## Exercise details
Pull out every line containing the string "Children".
[Start]
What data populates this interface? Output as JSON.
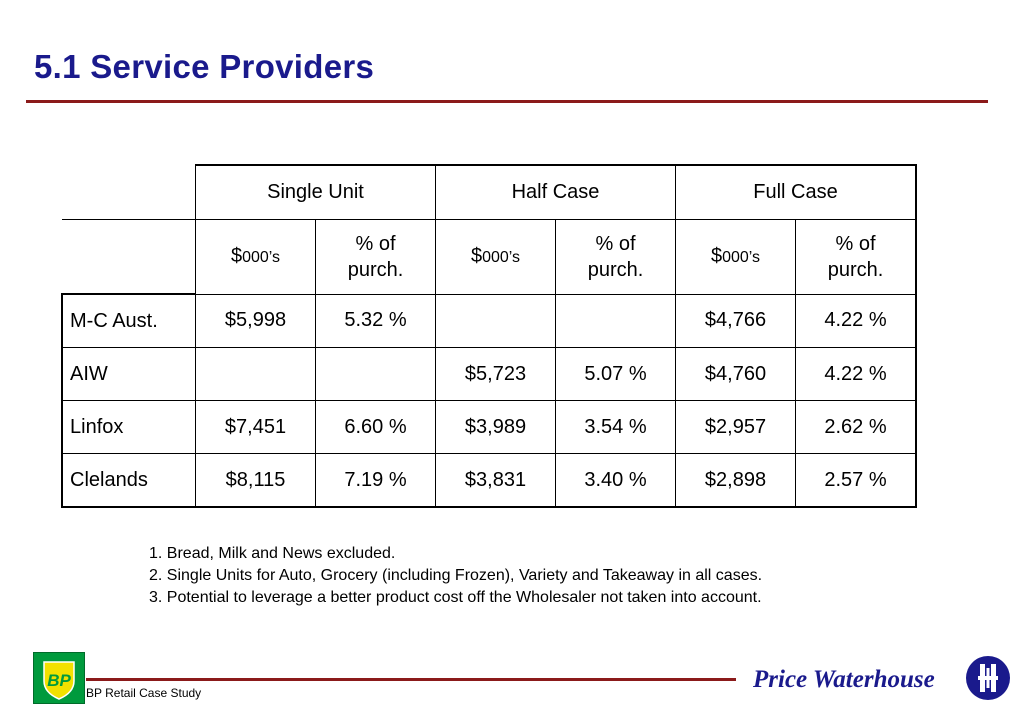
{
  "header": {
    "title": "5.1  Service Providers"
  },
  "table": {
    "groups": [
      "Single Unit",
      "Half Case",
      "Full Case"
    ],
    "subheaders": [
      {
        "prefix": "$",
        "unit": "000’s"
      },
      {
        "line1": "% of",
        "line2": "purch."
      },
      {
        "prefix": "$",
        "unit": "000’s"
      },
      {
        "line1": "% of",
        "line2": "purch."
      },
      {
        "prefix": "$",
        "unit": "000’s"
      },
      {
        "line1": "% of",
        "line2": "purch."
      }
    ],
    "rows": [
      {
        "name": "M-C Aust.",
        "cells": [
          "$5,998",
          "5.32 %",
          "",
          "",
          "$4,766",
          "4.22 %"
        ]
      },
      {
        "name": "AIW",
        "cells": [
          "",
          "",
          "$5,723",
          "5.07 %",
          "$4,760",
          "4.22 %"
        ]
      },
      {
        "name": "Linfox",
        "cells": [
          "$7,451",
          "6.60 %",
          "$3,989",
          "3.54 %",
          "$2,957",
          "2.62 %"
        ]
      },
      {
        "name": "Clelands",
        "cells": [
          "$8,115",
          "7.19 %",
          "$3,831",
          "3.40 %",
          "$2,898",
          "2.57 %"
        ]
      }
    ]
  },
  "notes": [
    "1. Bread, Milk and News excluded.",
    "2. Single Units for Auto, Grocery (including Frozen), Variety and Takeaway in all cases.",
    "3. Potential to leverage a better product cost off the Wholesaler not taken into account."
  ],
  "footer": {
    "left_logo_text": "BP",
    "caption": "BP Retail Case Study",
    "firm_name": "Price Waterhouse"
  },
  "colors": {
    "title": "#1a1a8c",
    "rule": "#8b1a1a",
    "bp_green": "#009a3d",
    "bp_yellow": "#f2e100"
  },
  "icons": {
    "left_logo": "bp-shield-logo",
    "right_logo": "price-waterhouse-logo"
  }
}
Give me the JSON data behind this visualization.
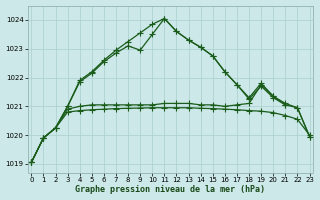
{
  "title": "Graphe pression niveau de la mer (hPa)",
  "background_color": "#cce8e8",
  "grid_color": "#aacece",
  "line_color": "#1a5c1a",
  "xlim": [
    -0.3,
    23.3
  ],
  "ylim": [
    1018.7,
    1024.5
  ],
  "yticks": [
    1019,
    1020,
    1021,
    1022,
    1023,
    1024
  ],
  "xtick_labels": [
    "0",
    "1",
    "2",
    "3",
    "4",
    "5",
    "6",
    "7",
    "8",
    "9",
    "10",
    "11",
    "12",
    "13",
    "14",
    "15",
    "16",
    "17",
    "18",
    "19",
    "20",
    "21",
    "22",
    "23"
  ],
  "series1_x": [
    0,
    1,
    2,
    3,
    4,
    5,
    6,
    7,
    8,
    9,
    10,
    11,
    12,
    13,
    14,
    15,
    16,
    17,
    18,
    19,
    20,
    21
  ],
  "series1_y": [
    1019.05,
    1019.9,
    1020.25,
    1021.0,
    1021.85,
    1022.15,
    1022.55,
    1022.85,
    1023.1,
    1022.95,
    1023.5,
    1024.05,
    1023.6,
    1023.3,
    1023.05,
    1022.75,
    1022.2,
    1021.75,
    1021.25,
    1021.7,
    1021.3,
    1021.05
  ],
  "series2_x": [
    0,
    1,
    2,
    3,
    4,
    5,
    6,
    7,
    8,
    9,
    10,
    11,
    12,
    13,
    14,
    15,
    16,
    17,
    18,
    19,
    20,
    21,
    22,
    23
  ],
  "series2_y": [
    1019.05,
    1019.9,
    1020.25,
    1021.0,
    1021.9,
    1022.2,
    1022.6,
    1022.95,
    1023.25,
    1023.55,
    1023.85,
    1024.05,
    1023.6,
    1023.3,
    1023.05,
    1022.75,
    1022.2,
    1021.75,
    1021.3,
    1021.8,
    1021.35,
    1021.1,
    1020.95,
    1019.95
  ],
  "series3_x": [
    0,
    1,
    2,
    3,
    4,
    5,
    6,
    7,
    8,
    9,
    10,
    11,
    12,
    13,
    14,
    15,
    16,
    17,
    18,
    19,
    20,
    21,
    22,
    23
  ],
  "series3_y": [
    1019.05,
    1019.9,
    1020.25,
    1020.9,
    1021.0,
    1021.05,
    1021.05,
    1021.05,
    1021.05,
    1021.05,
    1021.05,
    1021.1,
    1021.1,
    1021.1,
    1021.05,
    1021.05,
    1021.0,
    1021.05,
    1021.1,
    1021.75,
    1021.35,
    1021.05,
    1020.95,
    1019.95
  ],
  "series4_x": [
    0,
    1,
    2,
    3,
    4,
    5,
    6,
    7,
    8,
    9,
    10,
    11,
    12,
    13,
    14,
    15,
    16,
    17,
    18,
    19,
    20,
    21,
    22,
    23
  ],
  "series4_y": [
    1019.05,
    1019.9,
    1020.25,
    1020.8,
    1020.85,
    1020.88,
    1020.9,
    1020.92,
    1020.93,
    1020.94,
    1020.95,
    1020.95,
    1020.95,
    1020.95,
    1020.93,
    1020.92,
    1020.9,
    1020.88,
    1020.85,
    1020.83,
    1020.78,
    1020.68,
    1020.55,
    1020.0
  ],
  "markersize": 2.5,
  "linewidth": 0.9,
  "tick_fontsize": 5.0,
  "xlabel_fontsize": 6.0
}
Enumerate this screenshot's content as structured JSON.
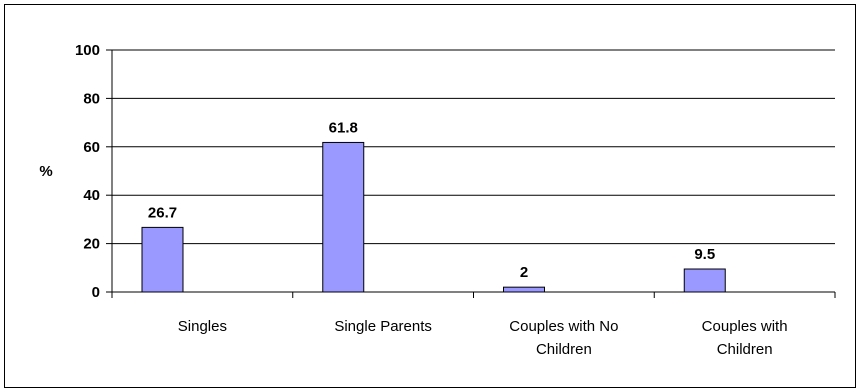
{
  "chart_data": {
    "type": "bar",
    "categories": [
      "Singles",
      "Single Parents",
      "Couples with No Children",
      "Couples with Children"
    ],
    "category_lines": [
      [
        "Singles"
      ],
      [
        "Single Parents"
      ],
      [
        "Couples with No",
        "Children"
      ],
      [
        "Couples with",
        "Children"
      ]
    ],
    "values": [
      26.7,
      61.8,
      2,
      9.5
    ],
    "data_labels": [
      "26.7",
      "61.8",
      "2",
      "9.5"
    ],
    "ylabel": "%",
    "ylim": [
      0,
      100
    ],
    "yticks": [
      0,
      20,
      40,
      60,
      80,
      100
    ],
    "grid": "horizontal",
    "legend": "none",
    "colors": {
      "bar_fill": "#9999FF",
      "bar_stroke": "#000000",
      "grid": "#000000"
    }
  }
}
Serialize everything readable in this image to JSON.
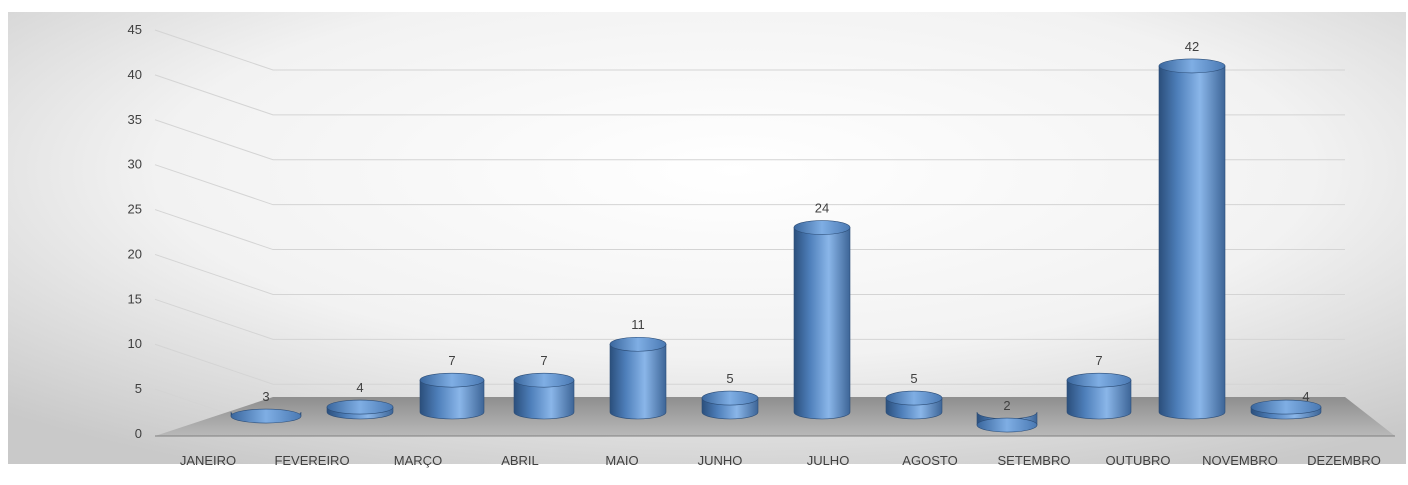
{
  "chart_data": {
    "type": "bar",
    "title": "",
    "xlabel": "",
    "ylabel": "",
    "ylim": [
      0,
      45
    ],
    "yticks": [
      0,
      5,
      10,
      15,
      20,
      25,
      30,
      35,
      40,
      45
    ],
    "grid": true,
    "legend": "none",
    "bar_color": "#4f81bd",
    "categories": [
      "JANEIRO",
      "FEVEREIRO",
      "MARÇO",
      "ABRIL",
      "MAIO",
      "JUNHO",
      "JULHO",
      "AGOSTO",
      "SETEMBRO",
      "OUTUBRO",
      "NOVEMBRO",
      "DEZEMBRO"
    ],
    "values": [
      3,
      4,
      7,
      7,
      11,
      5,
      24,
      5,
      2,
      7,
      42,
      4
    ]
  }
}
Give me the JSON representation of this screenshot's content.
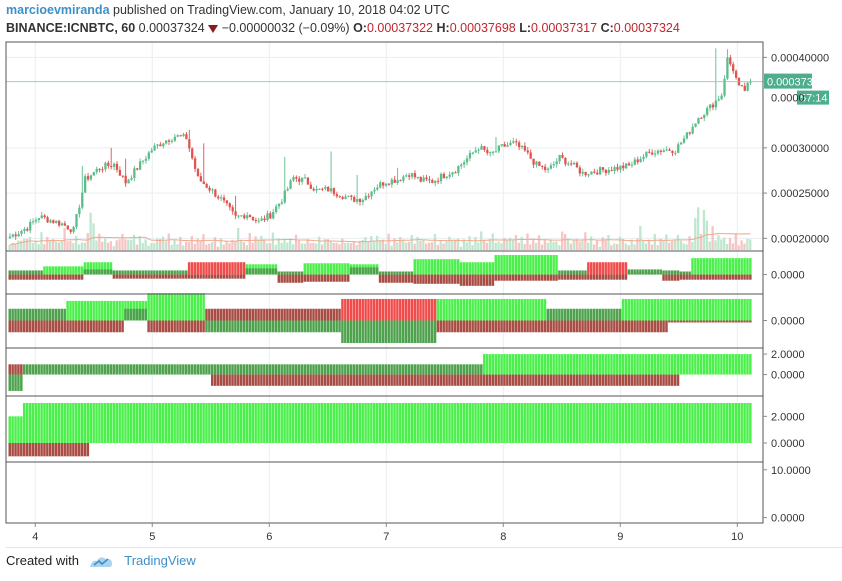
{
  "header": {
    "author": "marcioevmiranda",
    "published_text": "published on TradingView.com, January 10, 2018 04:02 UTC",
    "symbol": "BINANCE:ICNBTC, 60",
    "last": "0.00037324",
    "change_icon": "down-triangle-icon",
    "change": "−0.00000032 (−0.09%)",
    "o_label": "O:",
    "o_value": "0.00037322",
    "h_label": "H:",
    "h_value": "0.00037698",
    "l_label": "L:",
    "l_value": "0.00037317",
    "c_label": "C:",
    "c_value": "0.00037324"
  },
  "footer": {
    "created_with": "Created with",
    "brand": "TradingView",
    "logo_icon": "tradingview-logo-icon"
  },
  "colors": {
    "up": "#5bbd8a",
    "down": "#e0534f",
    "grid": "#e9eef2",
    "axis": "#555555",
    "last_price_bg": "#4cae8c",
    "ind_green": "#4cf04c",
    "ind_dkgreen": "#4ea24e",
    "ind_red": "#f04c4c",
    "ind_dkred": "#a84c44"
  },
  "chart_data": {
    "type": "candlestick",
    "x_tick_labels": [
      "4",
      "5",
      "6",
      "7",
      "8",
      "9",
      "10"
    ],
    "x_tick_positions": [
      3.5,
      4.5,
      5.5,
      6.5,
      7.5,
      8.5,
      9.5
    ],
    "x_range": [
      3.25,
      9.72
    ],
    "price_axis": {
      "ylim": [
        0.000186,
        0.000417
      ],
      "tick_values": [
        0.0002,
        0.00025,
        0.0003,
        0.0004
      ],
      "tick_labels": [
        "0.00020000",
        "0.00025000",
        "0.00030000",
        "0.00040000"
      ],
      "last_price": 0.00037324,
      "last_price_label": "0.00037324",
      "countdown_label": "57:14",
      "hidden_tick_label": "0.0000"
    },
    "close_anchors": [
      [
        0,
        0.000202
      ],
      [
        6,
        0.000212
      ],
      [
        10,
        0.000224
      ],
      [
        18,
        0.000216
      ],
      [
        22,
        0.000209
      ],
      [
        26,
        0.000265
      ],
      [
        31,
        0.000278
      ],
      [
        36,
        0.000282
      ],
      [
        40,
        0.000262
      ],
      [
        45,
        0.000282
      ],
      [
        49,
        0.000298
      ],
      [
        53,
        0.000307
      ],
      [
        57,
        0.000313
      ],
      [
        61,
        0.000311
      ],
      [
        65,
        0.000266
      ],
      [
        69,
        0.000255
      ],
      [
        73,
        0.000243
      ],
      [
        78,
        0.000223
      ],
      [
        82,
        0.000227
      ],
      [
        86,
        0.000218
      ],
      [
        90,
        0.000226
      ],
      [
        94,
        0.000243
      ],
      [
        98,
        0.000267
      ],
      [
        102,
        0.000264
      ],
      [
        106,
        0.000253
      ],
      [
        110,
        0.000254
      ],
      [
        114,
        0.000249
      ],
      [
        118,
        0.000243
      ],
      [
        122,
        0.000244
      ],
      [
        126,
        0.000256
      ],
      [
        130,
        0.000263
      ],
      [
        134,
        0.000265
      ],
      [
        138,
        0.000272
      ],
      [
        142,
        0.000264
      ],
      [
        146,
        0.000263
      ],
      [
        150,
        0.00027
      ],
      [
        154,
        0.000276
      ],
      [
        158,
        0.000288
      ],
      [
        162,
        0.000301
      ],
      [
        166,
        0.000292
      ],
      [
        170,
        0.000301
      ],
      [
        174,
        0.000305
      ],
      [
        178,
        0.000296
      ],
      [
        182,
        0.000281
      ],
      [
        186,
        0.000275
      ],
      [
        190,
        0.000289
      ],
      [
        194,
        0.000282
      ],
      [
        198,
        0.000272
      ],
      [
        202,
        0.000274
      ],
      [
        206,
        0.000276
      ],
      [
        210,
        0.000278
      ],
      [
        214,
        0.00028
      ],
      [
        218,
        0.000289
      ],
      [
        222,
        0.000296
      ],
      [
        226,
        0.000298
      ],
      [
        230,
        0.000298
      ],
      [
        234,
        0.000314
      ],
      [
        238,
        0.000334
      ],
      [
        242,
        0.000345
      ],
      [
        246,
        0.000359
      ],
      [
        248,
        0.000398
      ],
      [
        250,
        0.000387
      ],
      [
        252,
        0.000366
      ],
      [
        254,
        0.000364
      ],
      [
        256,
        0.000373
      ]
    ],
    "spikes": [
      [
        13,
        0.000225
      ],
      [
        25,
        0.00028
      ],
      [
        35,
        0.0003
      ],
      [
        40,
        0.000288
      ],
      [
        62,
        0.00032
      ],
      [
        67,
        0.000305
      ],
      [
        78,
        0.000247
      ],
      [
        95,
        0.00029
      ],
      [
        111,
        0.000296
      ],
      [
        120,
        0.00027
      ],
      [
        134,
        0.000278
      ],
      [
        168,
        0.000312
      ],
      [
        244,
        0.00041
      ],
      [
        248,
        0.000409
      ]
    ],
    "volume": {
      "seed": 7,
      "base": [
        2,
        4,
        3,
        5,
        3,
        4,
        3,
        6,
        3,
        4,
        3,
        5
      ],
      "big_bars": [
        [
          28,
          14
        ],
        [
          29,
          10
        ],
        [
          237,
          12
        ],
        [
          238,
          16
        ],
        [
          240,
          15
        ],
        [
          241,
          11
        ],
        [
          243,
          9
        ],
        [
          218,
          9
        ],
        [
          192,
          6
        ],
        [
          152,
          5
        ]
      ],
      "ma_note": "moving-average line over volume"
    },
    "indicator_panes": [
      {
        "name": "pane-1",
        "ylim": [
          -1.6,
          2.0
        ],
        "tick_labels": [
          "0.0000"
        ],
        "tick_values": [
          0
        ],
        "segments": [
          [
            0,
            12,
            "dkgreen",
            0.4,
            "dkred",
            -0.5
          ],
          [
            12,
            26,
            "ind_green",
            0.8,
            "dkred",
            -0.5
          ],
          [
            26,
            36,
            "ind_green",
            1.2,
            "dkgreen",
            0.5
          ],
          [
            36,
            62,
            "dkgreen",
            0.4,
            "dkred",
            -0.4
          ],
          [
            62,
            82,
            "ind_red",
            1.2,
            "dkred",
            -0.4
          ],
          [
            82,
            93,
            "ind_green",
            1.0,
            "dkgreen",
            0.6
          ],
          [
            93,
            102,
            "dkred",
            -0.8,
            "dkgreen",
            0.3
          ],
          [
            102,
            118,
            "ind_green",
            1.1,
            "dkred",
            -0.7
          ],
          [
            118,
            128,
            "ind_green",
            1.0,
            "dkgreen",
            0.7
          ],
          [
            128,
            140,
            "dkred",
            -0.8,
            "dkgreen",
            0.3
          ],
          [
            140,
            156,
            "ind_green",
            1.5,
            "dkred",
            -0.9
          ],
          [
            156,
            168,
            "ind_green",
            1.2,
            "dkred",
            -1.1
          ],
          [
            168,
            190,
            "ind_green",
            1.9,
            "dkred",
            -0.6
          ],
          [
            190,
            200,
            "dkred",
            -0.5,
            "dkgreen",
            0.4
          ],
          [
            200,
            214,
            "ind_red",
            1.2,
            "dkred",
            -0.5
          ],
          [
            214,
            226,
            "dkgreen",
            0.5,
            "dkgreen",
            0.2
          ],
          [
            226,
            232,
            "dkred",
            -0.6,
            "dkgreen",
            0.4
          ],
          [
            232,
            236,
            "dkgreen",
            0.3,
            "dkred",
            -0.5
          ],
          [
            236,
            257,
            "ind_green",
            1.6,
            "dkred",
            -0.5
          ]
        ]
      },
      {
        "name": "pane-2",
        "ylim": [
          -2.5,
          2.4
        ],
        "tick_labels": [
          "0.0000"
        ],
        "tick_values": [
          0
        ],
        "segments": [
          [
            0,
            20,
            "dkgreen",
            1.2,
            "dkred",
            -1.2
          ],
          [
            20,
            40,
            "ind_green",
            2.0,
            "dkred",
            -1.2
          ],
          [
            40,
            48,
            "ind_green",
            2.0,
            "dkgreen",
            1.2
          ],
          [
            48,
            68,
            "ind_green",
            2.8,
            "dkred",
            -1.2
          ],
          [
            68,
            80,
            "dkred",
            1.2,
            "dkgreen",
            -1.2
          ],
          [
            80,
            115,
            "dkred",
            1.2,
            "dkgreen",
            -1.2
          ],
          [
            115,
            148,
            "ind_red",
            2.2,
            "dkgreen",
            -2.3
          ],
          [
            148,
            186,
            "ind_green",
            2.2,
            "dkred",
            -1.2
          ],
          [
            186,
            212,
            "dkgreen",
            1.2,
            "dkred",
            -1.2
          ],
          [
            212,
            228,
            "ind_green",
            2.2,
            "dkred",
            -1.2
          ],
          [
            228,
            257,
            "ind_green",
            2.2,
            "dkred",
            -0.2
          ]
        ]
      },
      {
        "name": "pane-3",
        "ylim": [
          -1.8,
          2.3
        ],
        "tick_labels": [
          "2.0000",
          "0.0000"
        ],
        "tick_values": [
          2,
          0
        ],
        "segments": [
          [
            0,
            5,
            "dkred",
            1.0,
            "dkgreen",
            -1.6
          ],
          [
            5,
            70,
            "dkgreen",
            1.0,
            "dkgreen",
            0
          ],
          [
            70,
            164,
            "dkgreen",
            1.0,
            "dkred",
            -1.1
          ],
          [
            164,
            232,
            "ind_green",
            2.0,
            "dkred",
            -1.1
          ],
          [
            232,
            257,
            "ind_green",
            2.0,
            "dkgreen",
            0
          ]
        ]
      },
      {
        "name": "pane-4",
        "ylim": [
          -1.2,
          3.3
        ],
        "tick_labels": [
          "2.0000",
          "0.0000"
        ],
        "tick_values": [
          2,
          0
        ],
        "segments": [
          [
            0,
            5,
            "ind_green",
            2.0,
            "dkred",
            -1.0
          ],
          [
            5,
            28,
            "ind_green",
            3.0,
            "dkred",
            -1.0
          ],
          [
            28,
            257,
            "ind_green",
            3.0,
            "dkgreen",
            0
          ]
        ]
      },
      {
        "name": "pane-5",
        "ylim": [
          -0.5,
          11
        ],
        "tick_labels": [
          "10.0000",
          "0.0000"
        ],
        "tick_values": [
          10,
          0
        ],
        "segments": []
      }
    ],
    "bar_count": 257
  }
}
[End]
## Answer to this task
      "Couples with No Children",
      "Couples with Children"
        "Children"
        "Children"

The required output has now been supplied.